# CHALLENGE
Copy each line that has the string "عقيل" somewhere in it.

# RAW RECORDS
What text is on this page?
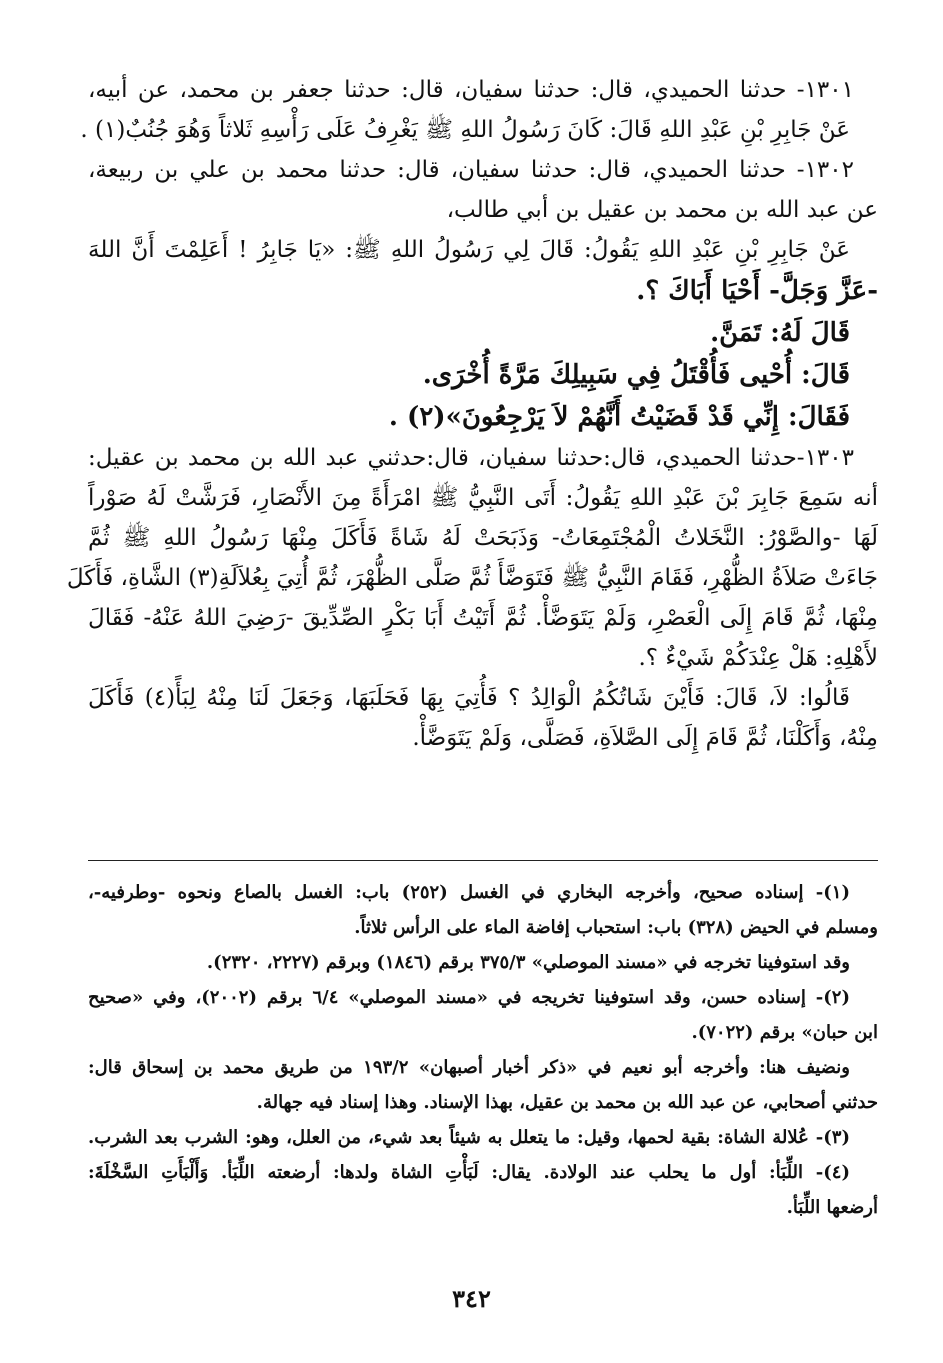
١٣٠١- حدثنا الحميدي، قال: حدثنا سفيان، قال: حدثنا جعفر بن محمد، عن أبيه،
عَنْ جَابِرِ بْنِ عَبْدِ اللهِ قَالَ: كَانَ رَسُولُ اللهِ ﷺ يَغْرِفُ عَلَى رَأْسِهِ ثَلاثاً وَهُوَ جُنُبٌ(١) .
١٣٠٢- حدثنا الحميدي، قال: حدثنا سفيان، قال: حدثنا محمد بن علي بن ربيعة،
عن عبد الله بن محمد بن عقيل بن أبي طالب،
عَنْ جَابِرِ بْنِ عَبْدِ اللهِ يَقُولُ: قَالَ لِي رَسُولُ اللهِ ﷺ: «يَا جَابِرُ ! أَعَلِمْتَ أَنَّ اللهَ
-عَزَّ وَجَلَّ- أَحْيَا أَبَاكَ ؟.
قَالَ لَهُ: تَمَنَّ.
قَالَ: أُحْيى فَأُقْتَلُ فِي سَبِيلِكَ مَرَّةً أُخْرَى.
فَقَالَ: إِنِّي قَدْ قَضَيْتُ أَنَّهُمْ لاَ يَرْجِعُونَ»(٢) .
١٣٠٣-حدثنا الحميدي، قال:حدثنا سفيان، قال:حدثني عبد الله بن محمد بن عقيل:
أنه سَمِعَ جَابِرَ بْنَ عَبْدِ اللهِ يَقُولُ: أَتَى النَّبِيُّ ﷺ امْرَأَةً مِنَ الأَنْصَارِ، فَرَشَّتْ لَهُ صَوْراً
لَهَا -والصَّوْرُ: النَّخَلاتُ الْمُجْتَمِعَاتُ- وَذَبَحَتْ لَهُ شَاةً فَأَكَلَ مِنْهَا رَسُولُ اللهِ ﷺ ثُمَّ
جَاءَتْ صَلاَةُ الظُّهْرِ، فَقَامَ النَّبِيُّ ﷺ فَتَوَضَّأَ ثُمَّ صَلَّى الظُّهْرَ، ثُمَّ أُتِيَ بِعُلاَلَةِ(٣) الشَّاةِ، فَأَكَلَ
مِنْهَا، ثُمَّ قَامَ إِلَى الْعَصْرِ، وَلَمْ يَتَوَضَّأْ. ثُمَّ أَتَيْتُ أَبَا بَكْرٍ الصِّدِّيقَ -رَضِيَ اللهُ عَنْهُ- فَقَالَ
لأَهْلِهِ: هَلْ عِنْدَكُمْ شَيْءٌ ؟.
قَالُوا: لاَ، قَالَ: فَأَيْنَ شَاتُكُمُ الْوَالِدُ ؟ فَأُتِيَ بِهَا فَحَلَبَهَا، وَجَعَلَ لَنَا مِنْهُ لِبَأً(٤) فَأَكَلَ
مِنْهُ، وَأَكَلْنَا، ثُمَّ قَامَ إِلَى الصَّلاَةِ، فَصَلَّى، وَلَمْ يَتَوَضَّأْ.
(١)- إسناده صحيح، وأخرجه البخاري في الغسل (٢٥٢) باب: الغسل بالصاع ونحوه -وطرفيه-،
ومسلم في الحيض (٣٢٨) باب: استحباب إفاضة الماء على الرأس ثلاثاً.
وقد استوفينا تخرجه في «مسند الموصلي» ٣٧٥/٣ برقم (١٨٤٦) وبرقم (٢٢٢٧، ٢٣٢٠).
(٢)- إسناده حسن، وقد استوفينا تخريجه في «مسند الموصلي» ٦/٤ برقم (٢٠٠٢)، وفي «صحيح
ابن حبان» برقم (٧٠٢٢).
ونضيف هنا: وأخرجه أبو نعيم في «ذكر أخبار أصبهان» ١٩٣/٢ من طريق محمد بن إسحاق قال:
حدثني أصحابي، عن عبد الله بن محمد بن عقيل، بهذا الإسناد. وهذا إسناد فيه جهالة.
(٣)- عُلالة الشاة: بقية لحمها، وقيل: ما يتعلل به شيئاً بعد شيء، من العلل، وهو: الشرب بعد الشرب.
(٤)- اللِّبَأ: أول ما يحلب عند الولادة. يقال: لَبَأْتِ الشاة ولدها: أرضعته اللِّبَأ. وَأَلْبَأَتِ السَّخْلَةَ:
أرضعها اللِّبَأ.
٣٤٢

==

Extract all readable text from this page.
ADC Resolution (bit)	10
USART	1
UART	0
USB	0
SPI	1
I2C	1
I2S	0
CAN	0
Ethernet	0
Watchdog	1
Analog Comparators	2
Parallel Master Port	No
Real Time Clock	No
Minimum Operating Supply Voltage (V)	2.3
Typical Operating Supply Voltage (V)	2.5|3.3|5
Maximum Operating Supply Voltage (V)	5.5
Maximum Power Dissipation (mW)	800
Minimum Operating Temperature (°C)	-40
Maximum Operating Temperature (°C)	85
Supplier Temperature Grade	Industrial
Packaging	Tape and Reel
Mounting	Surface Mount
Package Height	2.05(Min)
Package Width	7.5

==

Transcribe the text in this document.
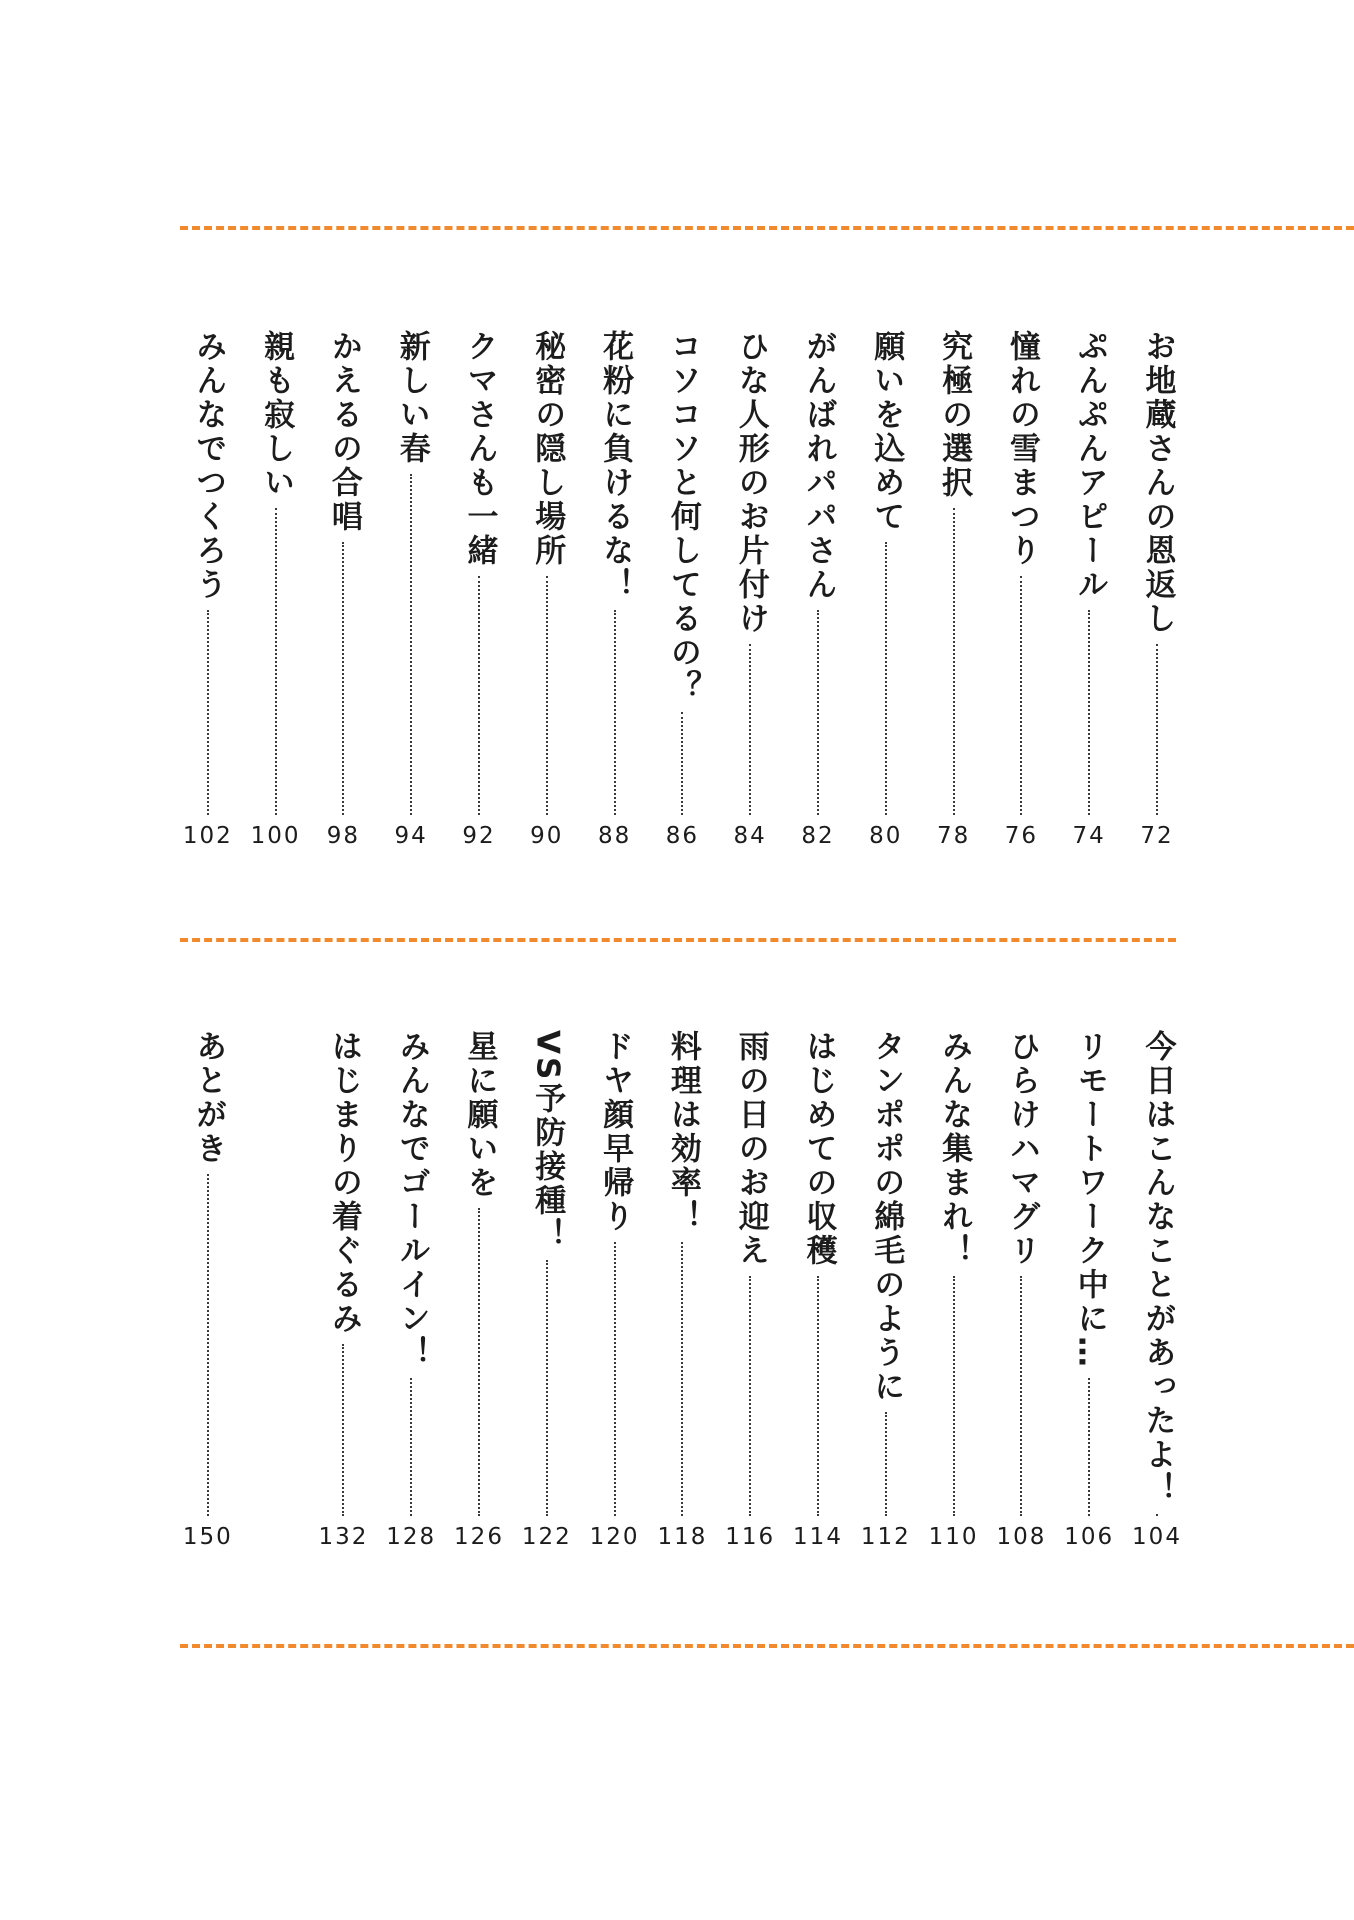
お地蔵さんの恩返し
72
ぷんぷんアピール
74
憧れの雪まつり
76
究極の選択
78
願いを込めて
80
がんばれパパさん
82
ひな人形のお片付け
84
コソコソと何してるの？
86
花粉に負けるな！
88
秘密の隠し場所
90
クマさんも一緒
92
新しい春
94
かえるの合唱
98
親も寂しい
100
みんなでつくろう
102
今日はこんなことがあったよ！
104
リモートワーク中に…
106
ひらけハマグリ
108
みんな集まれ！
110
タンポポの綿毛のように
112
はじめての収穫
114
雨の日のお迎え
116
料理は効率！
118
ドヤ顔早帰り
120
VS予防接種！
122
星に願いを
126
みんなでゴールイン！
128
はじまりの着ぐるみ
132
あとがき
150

# FULL SOLUTION
عن عبد الله بن محمد بن عقيل بن أبي طالب،
١٣٠٣-حدثنا الحميدي، قال:حدثنا سفيان، قال:حدثني عبد الله بن محمد بن عقيل:
حدثني أصحابي، عن عبد الله بن محمد بن عقيل، بهذا الإسناد. وهذا إسناد فيه جهالة.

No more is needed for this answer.